Problem requirements:
Gather each line in the entries that includes the string "especialmente".

Records:
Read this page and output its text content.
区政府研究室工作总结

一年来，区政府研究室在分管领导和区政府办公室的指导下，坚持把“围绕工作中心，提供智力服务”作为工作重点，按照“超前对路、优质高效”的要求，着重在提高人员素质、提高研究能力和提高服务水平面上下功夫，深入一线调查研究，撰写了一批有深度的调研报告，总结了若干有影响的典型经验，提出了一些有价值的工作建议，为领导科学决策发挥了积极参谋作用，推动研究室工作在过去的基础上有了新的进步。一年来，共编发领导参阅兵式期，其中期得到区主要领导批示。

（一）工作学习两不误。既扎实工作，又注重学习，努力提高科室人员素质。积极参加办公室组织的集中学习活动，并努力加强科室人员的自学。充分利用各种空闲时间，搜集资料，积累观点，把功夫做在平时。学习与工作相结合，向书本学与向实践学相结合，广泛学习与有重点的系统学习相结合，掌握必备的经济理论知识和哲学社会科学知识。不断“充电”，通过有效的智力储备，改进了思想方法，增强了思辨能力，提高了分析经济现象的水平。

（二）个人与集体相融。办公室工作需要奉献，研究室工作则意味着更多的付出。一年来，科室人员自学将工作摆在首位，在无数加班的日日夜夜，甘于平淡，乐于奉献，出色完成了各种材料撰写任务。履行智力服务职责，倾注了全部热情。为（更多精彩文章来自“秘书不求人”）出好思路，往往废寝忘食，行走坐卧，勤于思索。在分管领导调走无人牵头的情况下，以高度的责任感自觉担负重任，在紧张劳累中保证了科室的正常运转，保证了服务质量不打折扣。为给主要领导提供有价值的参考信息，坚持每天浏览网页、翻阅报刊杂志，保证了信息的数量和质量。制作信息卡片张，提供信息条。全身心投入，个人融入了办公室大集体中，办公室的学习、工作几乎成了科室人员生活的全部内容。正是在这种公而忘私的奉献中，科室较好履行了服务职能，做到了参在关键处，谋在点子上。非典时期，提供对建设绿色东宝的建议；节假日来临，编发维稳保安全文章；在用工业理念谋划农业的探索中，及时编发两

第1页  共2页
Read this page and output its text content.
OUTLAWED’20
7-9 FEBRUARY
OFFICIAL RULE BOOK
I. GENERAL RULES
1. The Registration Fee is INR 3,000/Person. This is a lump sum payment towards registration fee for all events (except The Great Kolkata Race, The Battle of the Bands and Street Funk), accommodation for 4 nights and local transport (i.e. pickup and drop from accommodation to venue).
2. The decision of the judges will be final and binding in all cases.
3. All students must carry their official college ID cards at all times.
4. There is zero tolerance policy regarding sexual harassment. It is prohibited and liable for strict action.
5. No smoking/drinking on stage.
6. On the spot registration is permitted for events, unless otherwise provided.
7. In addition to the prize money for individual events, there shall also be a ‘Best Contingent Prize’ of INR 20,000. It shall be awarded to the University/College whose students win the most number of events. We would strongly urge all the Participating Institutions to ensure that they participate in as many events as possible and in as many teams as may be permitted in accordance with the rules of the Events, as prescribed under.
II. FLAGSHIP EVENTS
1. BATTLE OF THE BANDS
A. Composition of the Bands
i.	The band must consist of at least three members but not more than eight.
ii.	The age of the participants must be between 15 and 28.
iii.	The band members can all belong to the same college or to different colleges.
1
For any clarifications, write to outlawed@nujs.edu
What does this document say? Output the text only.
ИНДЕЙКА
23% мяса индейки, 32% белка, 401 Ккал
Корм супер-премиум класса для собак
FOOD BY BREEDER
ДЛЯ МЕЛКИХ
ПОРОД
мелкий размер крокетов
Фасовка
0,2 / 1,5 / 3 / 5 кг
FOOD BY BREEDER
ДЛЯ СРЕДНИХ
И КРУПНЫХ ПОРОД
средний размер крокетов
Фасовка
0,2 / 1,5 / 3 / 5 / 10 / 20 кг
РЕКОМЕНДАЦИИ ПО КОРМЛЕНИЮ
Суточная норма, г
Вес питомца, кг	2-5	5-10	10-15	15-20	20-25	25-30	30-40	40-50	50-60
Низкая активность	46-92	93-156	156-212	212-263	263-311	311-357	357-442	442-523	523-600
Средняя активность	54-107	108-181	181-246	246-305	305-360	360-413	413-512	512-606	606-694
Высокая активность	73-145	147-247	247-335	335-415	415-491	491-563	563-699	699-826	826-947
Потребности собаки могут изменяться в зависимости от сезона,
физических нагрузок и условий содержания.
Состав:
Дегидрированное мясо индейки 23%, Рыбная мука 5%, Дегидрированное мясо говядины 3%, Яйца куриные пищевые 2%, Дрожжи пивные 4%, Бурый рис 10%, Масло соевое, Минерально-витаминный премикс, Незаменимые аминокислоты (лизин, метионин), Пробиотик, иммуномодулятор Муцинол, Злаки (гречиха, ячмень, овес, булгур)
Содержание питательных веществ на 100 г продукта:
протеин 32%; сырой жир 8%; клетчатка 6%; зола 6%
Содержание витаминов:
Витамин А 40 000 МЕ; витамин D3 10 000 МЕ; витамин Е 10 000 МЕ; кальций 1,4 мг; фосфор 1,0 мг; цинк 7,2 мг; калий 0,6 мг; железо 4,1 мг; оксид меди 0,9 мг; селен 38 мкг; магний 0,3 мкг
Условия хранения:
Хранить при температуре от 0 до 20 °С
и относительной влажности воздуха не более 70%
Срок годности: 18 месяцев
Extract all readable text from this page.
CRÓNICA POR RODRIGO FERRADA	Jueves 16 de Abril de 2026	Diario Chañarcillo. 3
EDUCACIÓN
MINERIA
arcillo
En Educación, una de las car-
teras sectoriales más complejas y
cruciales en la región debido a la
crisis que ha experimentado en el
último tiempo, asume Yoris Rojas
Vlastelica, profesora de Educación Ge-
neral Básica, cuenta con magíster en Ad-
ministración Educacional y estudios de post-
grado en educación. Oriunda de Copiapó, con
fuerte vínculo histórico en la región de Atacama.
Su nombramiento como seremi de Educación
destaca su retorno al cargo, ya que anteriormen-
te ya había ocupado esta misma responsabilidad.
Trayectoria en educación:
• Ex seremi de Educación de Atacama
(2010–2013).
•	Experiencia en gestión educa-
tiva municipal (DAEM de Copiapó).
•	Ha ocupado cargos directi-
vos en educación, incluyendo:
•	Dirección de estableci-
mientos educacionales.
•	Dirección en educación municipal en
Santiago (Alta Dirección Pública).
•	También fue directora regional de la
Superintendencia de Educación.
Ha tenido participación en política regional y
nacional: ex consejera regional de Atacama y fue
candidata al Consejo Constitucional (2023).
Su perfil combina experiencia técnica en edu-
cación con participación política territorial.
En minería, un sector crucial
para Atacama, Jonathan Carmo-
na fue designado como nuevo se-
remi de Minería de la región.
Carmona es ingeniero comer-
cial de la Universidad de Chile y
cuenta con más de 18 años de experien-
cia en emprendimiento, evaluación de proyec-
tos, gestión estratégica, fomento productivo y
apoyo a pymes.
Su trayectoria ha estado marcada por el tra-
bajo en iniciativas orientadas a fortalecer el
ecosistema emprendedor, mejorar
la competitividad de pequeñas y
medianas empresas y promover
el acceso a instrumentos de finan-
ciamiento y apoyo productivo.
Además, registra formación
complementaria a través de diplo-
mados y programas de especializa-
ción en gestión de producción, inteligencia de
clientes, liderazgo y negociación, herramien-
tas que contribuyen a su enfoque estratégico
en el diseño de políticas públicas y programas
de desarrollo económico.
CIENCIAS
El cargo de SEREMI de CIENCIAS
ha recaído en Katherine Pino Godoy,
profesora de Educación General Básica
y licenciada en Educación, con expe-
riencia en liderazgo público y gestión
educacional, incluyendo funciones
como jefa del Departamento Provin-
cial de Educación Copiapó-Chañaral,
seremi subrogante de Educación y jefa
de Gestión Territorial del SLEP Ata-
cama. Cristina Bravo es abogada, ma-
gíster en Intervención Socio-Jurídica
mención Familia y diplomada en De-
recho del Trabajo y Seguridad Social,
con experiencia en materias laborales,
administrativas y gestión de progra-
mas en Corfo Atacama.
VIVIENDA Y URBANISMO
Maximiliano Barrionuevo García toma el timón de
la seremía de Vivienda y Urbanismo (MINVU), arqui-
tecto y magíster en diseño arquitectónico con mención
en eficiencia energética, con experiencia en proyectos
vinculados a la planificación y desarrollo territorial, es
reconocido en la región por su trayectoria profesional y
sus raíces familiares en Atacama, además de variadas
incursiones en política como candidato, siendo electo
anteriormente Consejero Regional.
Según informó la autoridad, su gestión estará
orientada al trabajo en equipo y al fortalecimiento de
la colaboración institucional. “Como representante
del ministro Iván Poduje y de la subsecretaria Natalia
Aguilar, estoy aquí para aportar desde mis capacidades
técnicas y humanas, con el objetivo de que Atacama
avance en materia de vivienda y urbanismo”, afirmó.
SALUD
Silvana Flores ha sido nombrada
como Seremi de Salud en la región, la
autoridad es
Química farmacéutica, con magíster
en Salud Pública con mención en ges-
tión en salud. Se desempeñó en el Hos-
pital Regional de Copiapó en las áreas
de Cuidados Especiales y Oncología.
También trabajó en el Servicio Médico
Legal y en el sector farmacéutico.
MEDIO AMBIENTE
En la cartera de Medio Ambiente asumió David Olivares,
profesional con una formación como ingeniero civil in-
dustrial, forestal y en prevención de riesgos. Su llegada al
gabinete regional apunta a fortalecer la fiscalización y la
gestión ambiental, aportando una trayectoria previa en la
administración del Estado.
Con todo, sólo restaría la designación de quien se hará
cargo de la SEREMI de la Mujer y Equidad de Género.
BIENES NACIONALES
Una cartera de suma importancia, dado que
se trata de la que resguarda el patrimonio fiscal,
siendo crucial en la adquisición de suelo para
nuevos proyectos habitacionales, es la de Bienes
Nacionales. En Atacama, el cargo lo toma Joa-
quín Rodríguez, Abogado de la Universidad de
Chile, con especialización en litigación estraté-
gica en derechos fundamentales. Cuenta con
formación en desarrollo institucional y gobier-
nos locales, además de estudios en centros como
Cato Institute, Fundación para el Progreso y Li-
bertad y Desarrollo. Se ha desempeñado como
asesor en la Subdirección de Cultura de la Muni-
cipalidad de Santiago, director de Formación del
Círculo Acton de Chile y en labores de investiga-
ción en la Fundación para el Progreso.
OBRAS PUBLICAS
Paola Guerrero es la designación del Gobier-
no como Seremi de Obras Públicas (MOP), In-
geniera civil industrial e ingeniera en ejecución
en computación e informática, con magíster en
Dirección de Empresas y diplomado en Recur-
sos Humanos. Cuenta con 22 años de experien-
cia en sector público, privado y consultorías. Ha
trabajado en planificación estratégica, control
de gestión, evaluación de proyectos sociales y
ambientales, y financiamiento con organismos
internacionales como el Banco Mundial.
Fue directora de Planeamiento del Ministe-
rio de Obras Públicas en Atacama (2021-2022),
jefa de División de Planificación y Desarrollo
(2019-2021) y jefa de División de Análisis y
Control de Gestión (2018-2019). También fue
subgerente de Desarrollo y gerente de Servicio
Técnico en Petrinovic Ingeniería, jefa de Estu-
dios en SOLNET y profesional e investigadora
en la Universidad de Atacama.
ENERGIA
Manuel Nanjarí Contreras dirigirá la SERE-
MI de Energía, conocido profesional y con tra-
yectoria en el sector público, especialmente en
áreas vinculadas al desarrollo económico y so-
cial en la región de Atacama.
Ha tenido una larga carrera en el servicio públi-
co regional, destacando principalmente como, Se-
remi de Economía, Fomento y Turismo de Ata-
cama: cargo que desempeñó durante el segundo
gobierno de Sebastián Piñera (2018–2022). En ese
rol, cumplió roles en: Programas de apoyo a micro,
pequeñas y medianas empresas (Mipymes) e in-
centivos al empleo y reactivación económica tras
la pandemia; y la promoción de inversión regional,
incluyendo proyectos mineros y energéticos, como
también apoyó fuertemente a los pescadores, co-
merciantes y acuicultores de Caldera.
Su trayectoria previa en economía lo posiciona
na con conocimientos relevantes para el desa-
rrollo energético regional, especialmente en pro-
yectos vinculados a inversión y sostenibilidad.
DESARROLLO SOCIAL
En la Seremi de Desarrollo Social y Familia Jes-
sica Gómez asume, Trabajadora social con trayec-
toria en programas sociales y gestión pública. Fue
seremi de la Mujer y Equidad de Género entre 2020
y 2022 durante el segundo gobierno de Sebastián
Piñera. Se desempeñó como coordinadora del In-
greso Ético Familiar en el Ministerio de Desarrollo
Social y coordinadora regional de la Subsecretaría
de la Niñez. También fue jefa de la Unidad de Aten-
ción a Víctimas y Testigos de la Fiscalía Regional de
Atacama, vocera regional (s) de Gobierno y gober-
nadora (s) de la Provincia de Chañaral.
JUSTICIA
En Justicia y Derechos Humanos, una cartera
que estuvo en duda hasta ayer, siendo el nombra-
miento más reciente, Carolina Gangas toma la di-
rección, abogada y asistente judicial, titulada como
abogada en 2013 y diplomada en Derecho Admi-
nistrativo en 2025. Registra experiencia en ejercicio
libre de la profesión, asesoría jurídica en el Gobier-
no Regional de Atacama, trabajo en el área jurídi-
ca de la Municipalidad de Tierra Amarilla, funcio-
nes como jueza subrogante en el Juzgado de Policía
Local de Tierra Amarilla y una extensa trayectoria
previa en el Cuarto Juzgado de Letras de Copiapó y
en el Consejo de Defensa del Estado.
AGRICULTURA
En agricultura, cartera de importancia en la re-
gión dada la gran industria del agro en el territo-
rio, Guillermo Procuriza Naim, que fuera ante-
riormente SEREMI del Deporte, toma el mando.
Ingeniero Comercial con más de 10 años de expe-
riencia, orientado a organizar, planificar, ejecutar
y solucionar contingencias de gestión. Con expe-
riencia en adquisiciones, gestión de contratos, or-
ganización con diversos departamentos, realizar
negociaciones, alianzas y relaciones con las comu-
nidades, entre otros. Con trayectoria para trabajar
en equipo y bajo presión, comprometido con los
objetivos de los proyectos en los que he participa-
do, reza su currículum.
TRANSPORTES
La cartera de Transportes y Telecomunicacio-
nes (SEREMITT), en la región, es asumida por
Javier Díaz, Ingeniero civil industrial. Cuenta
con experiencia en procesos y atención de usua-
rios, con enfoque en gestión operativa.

Result of the task:
yectoria en el sector público, especialmente en
rrollo energético regional, especialmente en pro-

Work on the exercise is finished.